__Material provided__:
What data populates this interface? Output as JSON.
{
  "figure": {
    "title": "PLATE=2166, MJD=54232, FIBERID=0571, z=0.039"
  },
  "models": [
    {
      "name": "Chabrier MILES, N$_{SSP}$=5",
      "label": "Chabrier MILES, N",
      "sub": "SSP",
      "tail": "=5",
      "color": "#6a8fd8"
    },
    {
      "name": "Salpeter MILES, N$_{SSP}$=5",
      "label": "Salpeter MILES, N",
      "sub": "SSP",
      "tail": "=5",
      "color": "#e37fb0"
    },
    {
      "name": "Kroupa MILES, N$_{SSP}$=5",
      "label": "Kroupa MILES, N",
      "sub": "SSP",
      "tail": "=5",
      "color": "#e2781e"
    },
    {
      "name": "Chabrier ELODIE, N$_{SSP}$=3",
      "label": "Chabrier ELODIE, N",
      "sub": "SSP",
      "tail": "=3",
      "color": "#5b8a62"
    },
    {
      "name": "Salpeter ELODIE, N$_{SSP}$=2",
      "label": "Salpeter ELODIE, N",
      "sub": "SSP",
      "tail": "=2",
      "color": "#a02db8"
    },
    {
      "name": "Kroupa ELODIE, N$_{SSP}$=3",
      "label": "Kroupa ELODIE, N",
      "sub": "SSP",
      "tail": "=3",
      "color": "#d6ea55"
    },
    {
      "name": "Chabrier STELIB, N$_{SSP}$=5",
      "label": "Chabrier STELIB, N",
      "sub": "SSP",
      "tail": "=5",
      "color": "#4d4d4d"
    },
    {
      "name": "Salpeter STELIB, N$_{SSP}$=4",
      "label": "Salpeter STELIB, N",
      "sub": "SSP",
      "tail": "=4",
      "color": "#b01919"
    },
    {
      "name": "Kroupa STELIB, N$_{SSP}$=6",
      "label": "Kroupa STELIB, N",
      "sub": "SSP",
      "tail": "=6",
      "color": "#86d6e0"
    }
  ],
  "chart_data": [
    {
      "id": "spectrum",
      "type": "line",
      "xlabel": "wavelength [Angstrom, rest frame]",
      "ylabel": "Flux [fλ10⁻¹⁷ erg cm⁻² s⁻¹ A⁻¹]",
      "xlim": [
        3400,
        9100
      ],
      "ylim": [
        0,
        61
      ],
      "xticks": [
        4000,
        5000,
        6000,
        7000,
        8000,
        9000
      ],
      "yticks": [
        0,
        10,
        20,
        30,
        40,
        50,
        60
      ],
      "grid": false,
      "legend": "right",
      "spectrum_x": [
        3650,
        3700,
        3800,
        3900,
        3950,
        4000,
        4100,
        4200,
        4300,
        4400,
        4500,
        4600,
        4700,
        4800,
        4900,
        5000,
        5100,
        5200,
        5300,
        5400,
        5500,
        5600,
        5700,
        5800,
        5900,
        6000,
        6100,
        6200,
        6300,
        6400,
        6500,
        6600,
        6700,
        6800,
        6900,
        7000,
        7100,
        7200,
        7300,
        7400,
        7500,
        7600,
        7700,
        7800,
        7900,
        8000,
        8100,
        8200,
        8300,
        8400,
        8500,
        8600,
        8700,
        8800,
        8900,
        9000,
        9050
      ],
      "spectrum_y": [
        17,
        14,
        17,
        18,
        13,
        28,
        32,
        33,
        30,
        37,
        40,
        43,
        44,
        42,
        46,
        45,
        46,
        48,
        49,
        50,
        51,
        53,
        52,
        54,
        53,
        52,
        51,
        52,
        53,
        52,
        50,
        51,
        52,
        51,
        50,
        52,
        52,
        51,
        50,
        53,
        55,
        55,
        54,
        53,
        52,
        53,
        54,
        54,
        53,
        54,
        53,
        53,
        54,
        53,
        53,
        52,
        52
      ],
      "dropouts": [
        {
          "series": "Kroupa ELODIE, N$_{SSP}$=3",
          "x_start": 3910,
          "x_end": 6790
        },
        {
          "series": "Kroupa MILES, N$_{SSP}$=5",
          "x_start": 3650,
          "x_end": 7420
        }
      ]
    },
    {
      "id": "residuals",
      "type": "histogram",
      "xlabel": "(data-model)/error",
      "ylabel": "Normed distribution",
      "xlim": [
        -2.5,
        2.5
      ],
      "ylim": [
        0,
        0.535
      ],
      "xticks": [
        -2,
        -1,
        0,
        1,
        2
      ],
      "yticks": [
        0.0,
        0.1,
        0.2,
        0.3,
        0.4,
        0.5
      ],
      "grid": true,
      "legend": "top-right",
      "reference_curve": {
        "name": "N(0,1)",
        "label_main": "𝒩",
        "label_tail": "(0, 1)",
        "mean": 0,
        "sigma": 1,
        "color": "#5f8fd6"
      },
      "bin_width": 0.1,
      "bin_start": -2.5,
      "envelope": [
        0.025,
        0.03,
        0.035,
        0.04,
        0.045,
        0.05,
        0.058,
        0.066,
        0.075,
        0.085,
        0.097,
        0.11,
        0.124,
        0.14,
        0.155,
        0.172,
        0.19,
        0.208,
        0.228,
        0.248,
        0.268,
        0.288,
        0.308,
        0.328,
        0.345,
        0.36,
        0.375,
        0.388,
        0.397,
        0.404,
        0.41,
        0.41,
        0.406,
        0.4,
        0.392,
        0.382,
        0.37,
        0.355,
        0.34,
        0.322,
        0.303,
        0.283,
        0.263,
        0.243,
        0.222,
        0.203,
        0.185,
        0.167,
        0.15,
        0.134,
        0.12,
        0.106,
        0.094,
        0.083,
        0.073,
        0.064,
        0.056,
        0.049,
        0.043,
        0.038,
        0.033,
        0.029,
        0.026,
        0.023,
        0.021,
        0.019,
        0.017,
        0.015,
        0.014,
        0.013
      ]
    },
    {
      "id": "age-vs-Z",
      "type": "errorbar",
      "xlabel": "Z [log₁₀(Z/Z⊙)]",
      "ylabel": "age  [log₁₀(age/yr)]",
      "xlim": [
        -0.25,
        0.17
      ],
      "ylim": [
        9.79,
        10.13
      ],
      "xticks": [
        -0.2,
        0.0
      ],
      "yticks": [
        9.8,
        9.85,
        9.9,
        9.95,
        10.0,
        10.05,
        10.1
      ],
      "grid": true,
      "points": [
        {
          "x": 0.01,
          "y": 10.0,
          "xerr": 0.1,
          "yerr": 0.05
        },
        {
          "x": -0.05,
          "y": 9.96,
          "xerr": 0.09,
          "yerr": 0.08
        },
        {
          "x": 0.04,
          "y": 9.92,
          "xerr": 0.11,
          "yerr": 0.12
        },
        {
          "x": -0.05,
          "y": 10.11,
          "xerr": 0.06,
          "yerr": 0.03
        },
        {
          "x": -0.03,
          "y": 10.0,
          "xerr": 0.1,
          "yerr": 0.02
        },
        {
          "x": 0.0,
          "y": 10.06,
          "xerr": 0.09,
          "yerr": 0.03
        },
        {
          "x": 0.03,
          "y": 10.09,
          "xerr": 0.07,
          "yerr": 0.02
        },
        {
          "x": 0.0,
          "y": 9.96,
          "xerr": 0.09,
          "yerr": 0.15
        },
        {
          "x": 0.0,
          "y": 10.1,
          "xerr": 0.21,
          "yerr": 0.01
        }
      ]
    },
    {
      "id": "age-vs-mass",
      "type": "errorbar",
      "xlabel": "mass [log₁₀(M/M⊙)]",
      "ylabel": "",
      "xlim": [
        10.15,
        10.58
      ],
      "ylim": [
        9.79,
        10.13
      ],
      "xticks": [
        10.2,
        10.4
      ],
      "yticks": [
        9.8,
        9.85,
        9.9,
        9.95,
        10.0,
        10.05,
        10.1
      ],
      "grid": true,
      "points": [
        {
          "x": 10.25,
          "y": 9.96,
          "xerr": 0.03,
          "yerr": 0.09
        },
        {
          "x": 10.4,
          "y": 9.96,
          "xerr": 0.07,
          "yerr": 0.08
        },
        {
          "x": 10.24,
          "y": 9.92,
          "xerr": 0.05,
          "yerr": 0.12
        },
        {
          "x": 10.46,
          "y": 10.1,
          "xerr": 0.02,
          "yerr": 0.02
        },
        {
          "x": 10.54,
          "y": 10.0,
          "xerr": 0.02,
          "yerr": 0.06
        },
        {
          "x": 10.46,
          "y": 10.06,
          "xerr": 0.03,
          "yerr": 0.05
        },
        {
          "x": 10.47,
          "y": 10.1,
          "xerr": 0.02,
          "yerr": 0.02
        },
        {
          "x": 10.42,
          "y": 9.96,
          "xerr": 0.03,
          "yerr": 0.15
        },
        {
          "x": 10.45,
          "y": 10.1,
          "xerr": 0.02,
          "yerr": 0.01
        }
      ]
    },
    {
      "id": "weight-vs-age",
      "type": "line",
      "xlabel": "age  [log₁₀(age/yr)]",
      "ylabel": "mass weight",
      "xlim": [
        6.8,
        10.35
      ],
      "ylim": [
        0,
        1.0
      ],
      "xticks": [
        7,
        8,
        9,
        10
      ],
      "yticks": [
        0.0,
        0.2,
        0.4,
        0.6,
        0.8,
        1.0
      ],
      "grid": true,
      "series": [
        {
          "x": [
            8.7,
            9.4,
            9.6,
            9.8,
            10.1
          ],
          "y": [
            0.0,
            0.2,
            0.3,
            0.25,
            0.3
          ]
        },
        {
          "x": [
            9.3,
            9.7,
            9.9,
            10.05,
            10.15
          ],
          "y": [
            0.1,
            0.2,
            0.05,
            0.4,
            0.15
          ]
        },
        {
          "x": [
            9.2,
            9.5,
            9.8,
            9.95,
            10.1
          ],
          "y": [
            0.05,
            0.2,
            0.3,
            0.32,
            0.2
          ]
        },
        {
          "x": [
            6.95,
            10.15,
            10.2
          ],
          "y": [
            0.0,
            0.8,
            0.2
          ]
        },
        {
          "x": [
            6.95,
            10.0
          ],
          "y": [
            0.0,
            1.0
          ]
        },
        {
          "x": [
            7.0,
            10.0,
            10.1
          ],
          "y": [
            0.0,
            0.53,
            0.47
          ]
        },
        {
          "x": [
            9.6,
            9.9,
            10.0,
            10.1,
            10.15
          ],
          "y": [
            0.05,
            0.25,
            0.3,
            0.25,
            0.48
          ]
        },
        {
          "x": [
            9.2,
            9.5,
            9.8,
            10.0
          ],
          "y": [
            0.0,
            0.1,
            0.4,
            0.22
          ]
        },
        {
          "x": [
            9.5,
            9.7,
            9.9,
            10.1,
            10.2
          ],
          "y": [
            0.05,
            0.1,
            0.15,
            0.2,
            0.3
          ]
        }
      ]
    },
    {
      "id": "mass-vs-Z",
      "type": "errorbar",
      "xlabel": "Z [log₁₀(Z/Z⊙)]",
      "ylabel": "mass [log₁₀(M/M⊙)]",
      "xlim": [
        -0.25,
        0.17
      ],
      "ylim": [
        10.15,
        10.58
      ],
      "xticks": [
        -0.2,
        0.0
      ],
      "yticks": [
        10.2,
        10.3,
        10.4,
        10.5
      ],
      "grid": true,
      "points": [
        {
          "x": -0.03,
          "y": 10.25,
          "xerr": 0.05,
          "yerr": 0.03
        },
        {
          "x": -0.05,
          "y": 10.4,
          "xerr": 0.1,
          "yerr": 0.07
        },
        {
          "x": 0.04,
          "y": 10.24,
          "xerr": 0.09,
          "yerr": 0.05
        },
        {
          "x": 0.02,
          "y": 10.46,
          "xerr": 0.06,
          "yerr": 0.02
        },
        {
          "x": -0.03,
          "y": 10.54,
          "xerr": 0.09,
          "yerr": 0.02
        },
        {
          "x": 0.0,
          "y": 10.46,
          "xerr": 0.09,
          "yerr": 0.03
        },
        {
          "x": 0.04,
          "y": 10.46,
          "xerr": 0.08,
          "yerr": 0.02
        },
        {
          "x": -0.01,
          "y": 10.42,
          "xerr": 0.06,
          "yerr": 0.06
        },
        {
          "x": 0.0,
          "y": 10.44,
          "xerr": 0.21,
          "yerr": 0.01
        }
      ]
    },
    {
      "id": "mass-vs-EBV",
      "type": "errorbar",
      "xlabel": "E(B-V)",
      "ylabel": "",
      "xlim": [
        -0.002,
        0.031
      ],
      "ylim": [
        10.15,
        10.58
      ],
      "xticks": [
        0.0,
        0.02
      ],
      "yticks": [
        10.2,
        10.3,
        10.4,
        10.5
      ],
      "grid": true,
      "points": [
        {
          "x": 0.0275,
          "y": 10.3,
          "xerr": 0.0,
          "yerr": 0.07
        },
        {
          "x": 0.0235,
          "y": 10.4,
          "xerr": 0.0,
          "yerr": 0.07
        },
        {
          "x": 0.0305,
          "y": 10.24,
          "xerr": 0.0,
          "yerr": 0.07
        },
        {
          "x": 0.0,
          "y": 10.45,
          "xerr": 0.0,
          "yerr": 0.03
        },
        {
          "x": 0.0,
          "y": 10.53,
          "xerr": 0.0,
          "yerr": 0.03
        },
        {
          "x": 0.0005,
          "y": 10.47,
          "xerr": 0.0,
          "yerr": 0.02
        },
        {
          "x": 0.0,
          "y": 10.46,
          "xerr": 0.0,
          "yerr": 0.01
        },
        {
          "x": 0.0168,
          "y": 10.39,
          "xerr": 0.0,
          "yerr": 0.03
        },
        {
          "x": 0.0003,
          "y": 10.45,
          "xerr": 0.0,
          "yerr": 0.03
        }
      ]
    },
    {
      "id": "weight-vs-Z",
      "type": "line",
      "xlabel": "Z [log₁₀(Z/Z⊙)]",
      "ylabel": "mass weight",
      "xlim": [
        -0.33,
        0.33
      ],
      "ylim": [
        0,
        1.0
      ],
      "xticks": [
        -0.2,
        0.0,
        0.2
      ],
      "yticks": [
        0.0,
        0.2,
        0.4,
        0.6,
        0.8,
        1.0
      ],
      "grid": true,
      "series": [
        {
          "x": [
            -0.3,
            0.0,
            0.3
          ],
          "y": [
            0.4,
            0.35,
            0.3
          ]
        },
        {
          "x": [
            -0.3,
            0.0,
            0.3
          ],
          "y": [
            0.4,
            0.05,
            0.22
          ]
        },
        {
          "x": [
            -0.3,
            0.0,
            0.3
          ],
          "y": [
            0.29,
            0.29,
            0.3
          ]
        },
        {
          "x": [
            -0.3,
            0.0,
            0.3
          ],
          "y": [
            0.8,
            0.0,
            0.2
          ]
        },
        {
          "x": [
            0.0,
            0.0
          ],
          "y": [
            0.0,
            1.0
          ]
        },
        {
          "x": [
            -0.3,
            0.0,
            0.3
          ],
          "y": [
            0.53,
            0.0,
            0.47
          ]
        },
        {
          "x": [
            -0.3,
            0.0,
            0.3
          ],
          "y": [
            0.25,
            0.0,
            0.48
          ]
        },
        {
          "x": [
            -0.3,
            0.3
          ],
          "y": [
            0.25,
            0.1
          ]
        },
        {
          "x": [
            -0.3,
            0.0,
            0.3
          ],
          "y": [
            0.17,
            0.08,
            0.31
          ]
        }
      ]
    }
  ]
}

---

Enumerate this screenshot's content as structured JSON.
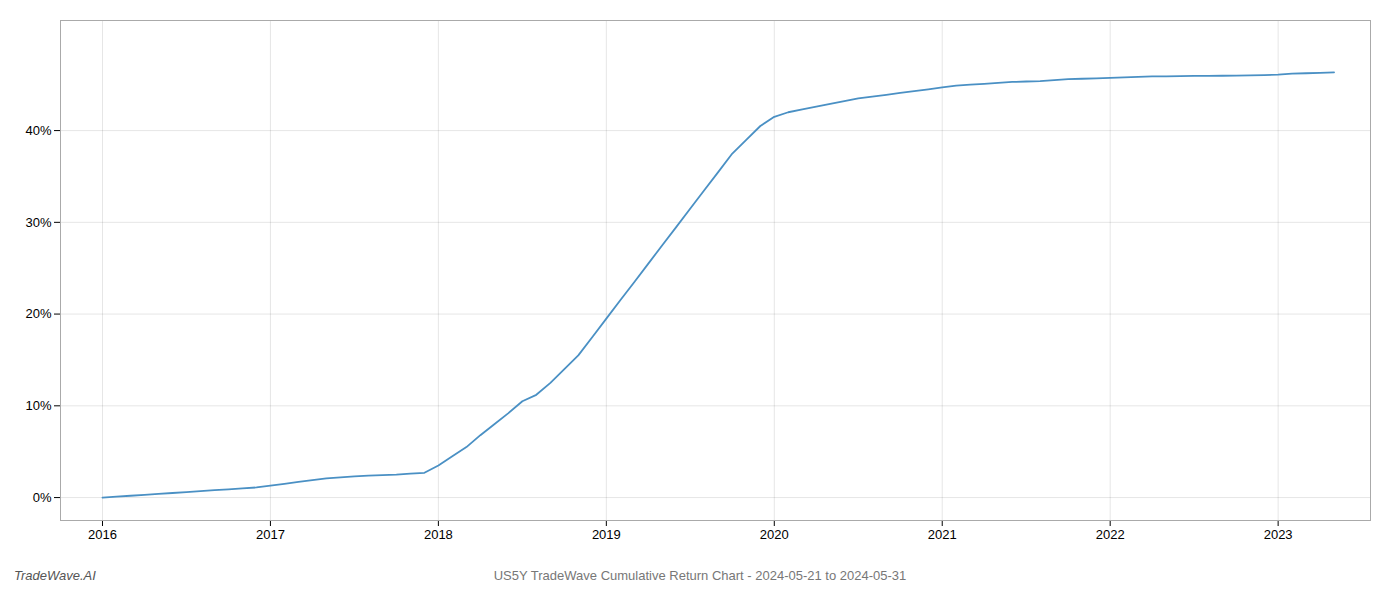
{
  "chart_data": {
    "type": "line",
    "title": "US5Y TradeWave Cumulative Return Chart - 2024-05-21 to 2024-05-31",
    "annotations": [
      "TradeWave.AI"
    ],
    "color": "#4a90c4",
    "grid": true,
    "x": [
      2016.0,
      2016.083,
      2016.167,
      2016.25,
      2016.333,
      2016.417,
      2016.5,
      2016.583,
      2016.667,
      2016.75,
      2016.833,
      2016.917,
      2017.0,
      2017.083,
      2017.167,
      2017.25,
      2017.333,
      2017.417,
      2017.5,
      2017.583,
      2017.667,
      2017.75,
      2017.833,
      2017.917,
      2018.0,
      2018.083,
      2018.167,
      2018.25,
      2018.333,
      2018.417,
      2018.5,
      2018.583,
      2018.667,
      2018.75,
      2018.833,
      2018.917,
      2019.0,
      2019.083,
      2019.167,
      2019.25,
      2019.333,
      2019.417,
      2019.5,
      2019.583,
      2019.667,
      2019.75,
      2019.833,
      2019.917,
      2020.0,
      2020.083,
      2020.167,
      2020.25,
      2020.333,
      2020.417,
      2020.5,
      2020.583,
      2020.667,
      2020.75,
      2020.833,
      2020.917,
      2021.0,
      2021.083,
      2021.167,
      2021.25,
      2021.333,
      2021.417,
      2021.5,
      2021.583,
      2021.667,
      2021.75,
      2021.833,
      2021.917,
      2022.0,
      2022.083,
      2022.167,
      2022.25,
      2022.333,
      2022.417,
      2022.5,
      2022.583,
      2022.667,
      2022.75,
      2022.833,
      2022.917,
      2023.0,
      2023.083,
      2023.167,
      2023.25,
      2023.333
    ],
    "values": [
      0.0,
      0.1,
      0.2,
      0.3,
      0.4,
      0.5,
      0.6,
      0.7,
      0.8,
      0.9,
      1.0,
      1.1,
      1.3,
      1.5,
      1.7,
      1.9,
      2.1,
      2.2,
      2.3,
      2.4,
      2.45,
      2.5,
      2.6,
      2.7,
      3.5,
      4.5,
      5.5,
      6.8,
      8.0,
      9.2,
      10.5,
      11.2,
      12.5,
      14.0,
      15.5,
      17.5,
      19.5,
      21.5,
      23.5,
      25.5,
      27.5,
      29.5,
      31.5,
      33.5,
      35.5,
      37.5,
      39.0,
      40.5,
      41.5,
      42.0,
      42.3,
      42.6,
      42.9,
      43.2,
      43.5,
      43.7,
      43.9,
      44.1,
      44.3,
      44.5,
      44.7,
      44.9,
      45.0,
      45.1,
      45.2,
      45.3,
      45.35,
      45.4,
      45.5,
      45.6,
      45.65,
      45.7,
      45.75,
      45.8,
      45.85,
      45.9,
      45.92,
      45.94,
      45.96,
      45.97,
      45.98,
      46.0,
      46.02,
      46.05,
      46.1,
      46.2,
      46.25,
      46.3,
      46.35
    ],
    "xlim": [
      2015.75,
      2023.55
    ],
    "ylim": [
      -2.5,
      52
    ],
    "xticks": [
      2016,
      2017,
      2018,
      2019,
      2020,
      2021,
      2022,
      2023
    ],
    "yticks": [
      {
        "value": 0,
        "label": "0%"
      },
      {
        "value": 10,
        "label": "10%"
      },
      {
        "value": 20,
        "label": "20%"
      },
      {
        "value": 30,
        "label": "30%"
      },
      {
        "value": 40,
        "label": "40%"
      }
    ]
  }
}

__Written problem__: Copy and report every line where the word "STELIB" is present.

__Complete response__:
      "name": "Chabrier STELIB, N$_{SSP}$=5",
      "label": "Chabrier STELIB, N",
      "name": "Salpeter STELIB, N$_{SSP}$=4",
      "label": "Salpeter STELIB, N",
      "name": "Kroupa STELIB, N$_{SSP}$=6",
      "label": "Kroupa STELIB, N",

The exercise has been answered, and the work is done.